>>>
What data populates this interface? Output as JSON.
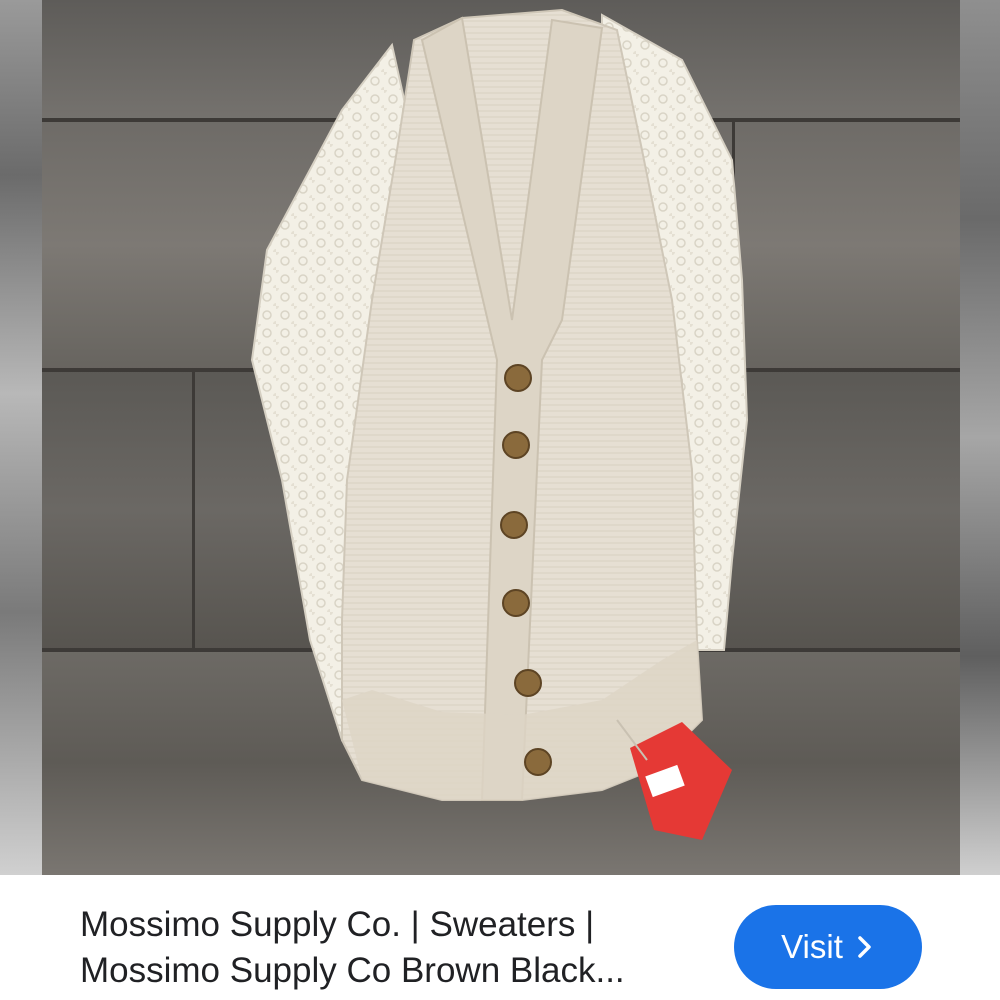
{
  "image": {
    "alt": "cardigan-photo",
    "background_color": "#6f6e6c",
    "garment_color": "#e8e2d6",
    "lace_color": "#f4f1e8",
    "button_color": "#8a6a3c",
    "tag_color": "#e53935"
  },
  "result": {
    "title_line1": "Mossimo Supply Co. | Sweaters |",
    "title_line2": "Mossimo Supply Co Brown Black..."
  },
  "visit_button": {
    "label": "Visit",
    "icon": "chevron-right-icon",
    "color": "#1a73e8"
  }
}
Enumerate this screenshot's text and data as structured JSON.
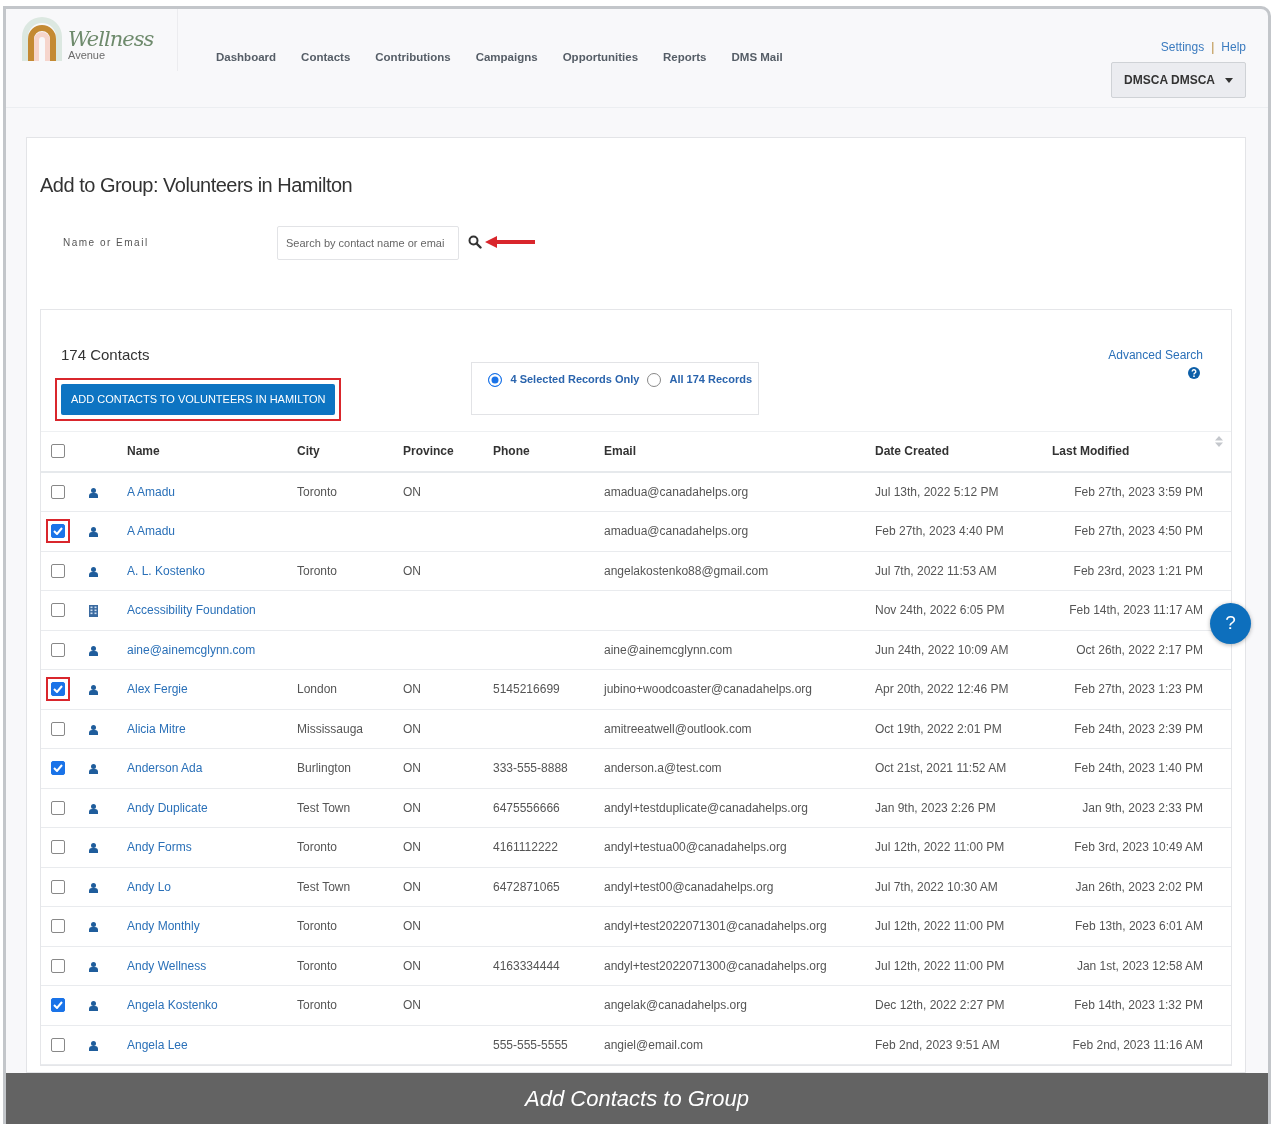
{
  "logo": {
    "title": "Wellness",
    "subtitle": "Avenue"
  },
  "nav": [
    "Dashboard",
    "Contacts",
    "Contributions",
    "Campaigns",
    "Opportunities",
    "Reports",
    "DMS Mail"
  ],
  "top_links": {
    "items": [
      "Settings",
      "Help"
    ],
    "separator": "|"
  },
  "user_menu": {
    "label": "DMSCA DMSCA"
  },
  "page_title": "Add to Group: Volunteers in Hamilton",
  "search": {
    "label": "Name or Email",
    "placeholder": "Search by contact name or emai",
    "annotated": true
  },
  "results": {
    "count": "174 Contacts",
    "add_button": {
      "label": "ADD CONTACTS TO VOLUNTEERS IN HAMILTON",
      "highlighted": true
    },
    "scope": [
      {
        "label": "4 Selected Records Only",
        "selected": true
      },
      {
        "label": "All 174 Records",
        "selected": false
      }
    ],
    "advanced_search": "Advanced Search"
  },
  "table": {
    "select_all": {
      "checked": false
    },
    "columns": [
      "Name",
      "City",
      "Province",
      "Phone",
      "Email",
      "Date Created",
      "Last Modified"
    ],
    "rows": [
      {
        "kind": "person",
        "checked": false,
        "highlighted": false,
        "name": "A Amadu",
        "city": "Toronto",
        "province": "ON",
        "phone": "",
        "email": "amadua@canadahelps.org",
        "created": "Jul 13th, 2022 5:12 PM",
        "modified": "Feb 27th, 2023 3:59 PM"
      },
      {
        "kind": "person",
        "checked": true,
        "highlighted": true,
        "name": "A Amadu",
        "city": "",
        "province": "",
        "phone": "",
        "email": "amadua@canadahelps.org",
        "created": "Feb 27th, 2023 4:40 PM",
        "modified": "Feb 27th, 2023 4:50 PM"
      },
      {
        "kind": "person",
        "checked": false,
        "highlighted": false,
        "name": "A. L. Kostenko",
        "city": "Toronto",
        "province": "ON",
        "phone": "",
        "email": "angelakostenko88@gmail.com",
        "created": "Jul 7th, 2022 11:53 AM",
        "modified": "Feb 23rd, 2023 1:21 PM"
      },
      {
        "kind": "organization",
        "checked": false,
        "highlighted": false,
        "name": "Accessibility Foundation",
        "city": "",
        "province": "",
        "phone": "",
        "email": "",
        "created": "Nov 24th, 2022 6:05 PM",
        "modified": "Feb 14th, 2023 11:17 AM"
      },
      {
        "kind": "person",
        "checked": false,
        "highlighted": false,
        "name": "aine@ainemcglynn.com",
        "city": "",
        "province": "",
        "phone": "",
        "email": "aine@ainemcglynn.com",
        "created": "Jun 24th, 2022 10:09 AM",
        "modified": "Oct 26th, 2022 2:17 PM"
      },
      {
        "kind": "person",
        "checked": true,
        "highlighted": true,
        "name": "Alex Fergie",
        "city": "London",
        "province": "ON",
        "phone": "5145216699",
        "email": "jubino+woodcoaster@canadahelps.org",
        "created": "Apr 20th, 2022 12:46 PM",
        "modified": "Feb 27th, 2023 1:23 PM"
      },
      {
        "kind": "person",
        "checked": false,
        "highlighted": false,
        "name": "Alicia Mitre",
        "city": "Mississauga",
        "province": "ON",
        "phone": "",
        "email": "amitreeatwell@outlook.com",
        "created": "Oct 19th, 2022 2:01 PM",
        "modified": "Feb 24th, 2023 2:39 PM"
      },
      {
        "kind": "person",
        "checked": true,
        "highlighted": false,
        "name": "Anderson Ada",
        "city": "Burlington",
        "province": "ON",
        "phone": "333-555-8888",
        "email": "anderson.a@test.com",
        "created": "Oct 21st, 2021 11:52 AM",
        "modified": "Feb 24th, 2023 1:40 PM"
      },
      {
        "kind": "person",
        "checked": false,
        "highlighted": false,
        "name": "Andy Duplicate",
        "city": "Test Town",
        "province": "ON",
        "phone": "6475556666",
        "email": "andyl+testduplicate@canadahelps.org",
        "created": "Jan 9th, 2023 2:26 PM",
        "modified": "Jan 9th, 2023 2:33 PM"
      },
      {
        "kind": "person",
        "checked": false,
        "highlighted": false,
        "name": "Andy Forms",
        "city": "Toronto",
        "province": "ON",
        "phone": "4161112222",
        "email": "andyl+testua00@canadahelps.org",
        "created": "Jul 12th, 2022 11:00 PM",
        "modified": "Feb 3rd, 2023 10:49 AM"
      },
      {
        "kind": "person",
        "checked": false,
        "highlighted": false,
        "name": "Andy Lo",
        "city": "Test Town",
        "province": "ON",
        "phone": "6472871065",
        "email": "andyl+test00@canadahelps.org",
        "created": "Jul 7th, 2022 10:30 AM",
        "modified": "Jan 26th, 2023 2:02 PM"
      },
      {
        "kind": "person",
        "checked": false,
        "highlighted": false,
        "name": "Andy Monthly",
        "city": "Toronto",
        "province": "ON",
        "phone": "",
        "email": "andyl+test2022071301@canadahelps.org",
        "created": "Jul 12th, 2022 11:00 PM",
        "modified": "Feb 13th, 2023 6:01 AM"
      },
      {
        "kind": "person",
        "checked": false,
        "highlighted": false,
        "name": "Andy Wellness",
        "city": "Toronto",
        "province": "ON",
        "phone": "4163334444",
        "email": "andyl+test2022071300@canadahelps.org",
        "created": "Jul 12th, 2022 11:00 PM",
        "modified": "Jan 1st, 2023 12:58 AM"
      },
      {
        "kind": "person",
        "checked": true,
        "highlighted": false,
        "name": "Angela Kostenko",
        "city": "Toronto",
        "province": "ON",
        "phone": "",
        "email": "angelak@canadahelps.org",
        "created": "Dec 12th, 2022 2:27 PM",
        "modified": "Feb 14th, 2023 1:32 PM"
      },
      {
        "kind": "person",
        "checked": false,
        "highlighted": false,
        "name": "Angela Lee",
        "city": "",
        "province": "",
        "phone": "555-555-5555",
        "email": "angiel@email.com",
        "created": "Feb 2nd, 2023 9:51 AM",
        "modified": "Feb 2nd, 2023 11:16 AM"
      }
    ]
  },
  "help_bubble": "?",
  "caption": "Add Contacts to Group"
}
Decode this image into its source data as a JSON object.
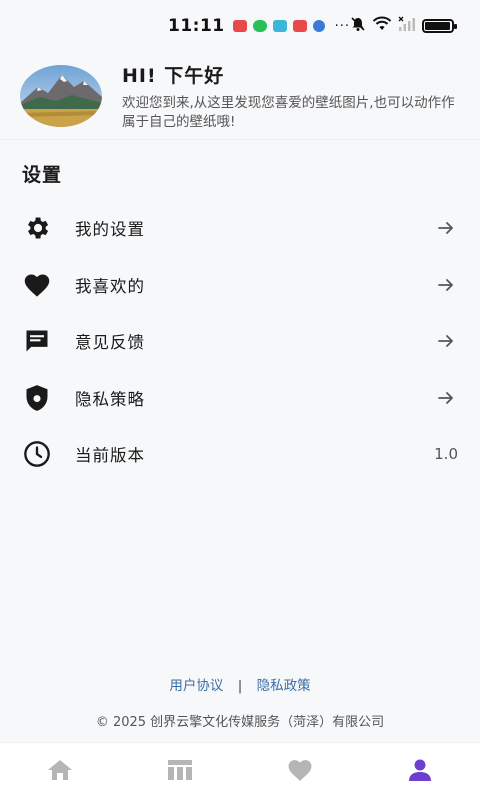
{
  "status_bar": {
    "time": "11:11",
    "dots": "···",
    "battery_level": 0.95
  },
  "profile": {
    "greeting": "HI! 下午好",
    "subtitle": "欢迎您到来,从这里发现您喜爱的壁纸图片,也可以动作作属于自己的壁纸哦!"
  },
  "settings": {
    "title": "设置",
    "items": [
      {
        "label": "我的设置",
        "icon": "gear-icon",
        "trailing": "arrow"
      },
      {
        "label": "我喜欢的",
        "icon": "heart-icon",
        "trailing": "arrow"
      },
      {
        "label": "意见反馈",
        "icon": "feedback-icon",
        "trailing": "arrow"
      },
      {
        "label": "隐私策略",
        "icon": "shield-icon",
        "trailing": "arrow"
      },
      {
        "label": "当前版本",
        "icon": "clock-icon",
        "trailing": "value",
        "value": "1.0"
      }
    ]
  },
  "footer": {
    "user_agreement": "用户协议",
    "separator": "|",
    "privacy_policy": "隐私政策",
    "copyright": "© 2025 创界云擎文化传媒服务（菏泽）有限公司"
  },
  "bottom_nav": {
    "items": [
      {
        "icon": "home-icon",
        "active": false
      },
      {
        "icon": "grid-icon",
        "active": false
      },
      {
        "icon": "heart-icon",
        "active": false
      },
      {
        "icon": "person-icon",
        "active": true
      }
    ],
    "active_color": "#6c3fd1",
    "inactive_color": "#b5b5b5"
  }
}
<<<
[Short problem]:
Emit an exact copy of the lines from the line bearing "Decode this image" through the last line above, inclusive, and leave the images out.

[Output for this task]:
Decode this image into its source data as a JSON object.
{
  "status_bar": {
    "time": "11:11",
    "dots": "···",
    "battery_level": 0.95
  },
  "profile": {
    "greeting": "HI! 下午好",
    "subtitle": "欢迎您到来,从这里发现您喜爱的壁纸图片,也可以动作作属于自己的壁纸哦!"
  },
  "settings": {
    "title": "设置",
    "items": [
      {
        "label": "我的设置",
        "icon": "gear-icon",
        "trailing": "arrow"
      },
      {
        "label": "我喜欢的",
        "icon": "heart-icon",
        "trailing": "arrow"
      },
      {
        "label": "意见反馈",
        "icon": "feedback-icon",
        "trailing": "arrow"
      },
      {
        "label": "隐私策略",
        "icon": "shield-icon",
        "trailing": "arrow"
      },
      {
        "label": "当前版本",
        "icon": "clock-icon",
        "trailing": "value",
        "value": "1.0"
      }
    ]
  },
  "footer": {
    "user_agreement": "用户协议",
    "separator": "|",
    "privacy_policy": "隐私政策",
    "copyright": "© 2025 创界云擎文化传媒服务（菏泽）有限公司"
  },
  "bottom_nav": {
    "items": [
      {
        "icon": "home-icon",
        "active": false
      },
      {
        "icon": "grid-icon",
        "active": false
      },
      {
        "icon": "heart-icon",
        "active": false
      },
      {
        "icon": "person-icon",
        "active": true
      }
    ],
    "active_color": "#6c3fd1",
    "inactive_color": "#b5b5b5"
  }
}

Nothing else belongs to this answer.